→ **TASK REQUIREMENTS**
Each entry below should be returned exactly as is, with the pictures removed.

****************

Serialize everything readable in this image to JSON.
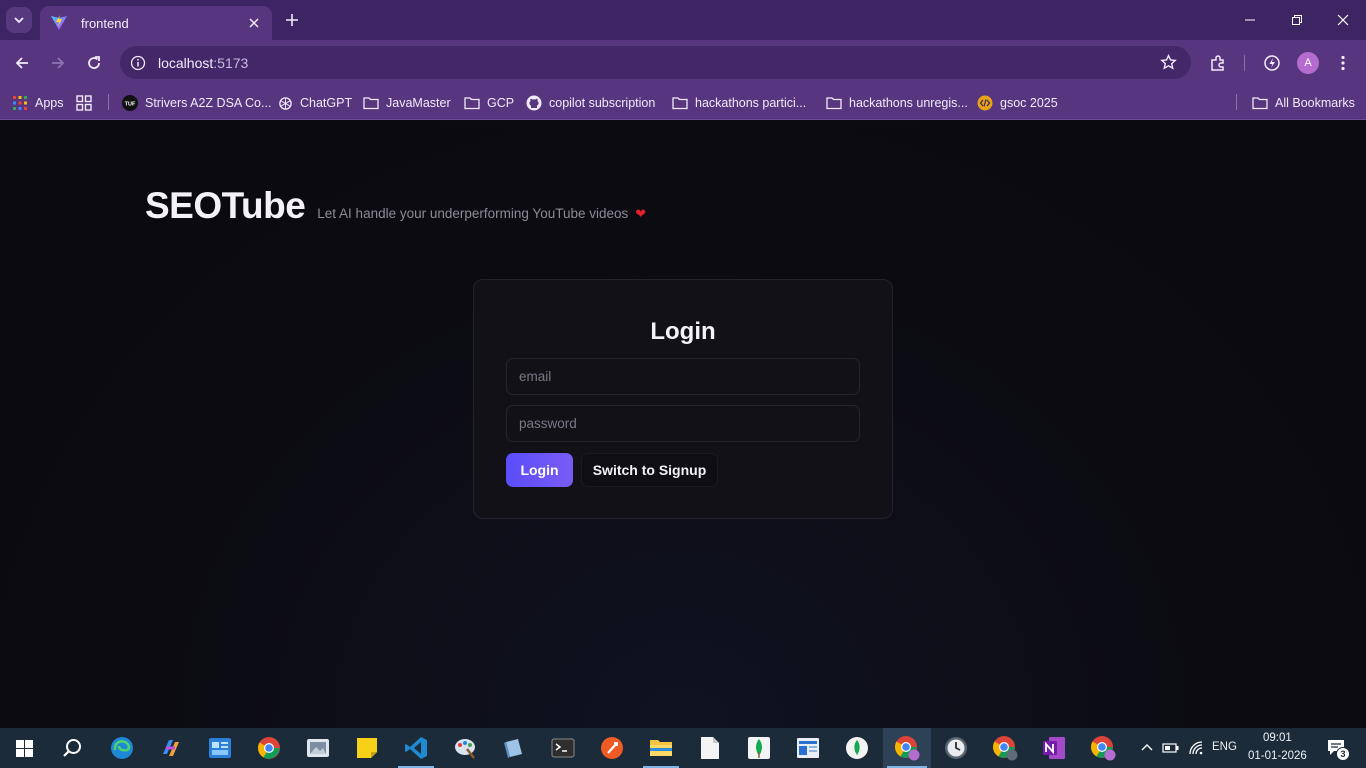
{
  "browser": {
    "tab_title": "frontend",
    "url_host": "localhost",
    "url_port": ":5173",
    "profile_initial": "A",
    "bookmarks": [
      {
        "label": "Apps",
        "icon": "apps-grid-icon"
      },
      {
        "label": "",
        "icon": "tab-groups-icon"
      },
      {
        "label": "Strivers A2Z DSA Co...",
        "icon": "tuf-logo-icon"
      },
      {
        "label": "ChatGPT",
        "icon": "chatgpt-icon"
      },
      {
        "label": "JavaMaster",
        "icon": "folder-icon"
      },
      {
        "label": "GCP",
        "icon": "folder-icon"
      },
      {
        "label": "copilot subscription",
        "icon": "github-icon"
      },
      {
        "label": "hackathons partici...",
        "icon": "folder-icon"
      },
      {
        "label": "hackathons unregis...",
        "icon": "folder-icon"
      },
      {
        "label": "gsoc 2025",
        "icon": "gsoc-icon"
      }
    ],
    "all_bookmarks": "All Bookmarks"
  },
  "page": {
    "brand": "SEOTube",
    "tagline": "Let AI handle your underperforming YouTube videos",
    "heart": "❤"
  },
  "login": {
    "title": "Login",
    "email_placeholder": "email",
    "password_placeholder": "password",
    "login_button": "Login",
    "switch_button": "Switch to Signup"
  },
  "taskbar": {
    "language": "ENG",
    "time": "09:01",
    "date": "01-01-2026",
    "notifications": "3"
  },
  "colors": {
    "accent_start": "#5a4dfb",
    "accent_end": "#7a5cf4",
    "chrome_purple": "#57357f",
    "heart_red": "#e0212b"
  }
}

****************

→ **RIGHT ANSWER**
Serialize everything readable in this image to JSON.
{
  "browser": {
    "tab_title": "frontend",
    "url_host": "localhost",
    "url_port": ":5173",
    "profile_initial": "A",
    "bookmarks": [
      {
        "label": "Apps",
        "icon": "apps-grid-icon"
      },
      {
        "label": "",
        "icon": "tab-groups-icon"
      },
      {
        "label": "Strivers A2Z DSA Co...",
        "icon": "tuf-logo-icon"
      },
      {
        "label": "ChatGPT",
        "icon": "chatgpt-icon"
      },
      {
        "label": "JavaMaster",
        "icon": "folder-icon"
      },
      {
        "label": "GCP",
        "icon": "folder-icon"
      },
      {
        "label": "copilot subscription",
        "icon": "github-icon"
      },
      {
        "label": "hackathons partici...",
        "icon": "folder-icon"
      },
      {
        "label": "hackathons unregis...",
        "icon": "folder-icon"
      },
      {
        "label": "gsoc 2025",
        "icon": "gsoc-icon"
      }
    ],
    "all_bookmarks": "All Bookmarks"
  },
  "page": {
    "brand": "SEOTube",
    "tagline": "Let AI handle your underperforming YouTube videos",
    "heart": "❤"
  },
  "login": {
    "title": "Login",
    "email_placeholder": "email",
    "password_placeholder": "password",
    "login_button": "Login",
    "switch_button": "Switch to Signup"
  },
  "taskbar": {
    "language": "ENG",
    "time": "09:01",
    "date": "01-01-2026",
    "notifications": "3"
  },
  "colors": {
    "accent_start": "#5a4dfb",
    "accent_end": "#7a5cf4",
    "chrome_purple": "#57357f",
    "heart_red": "#e0212b"
  }
}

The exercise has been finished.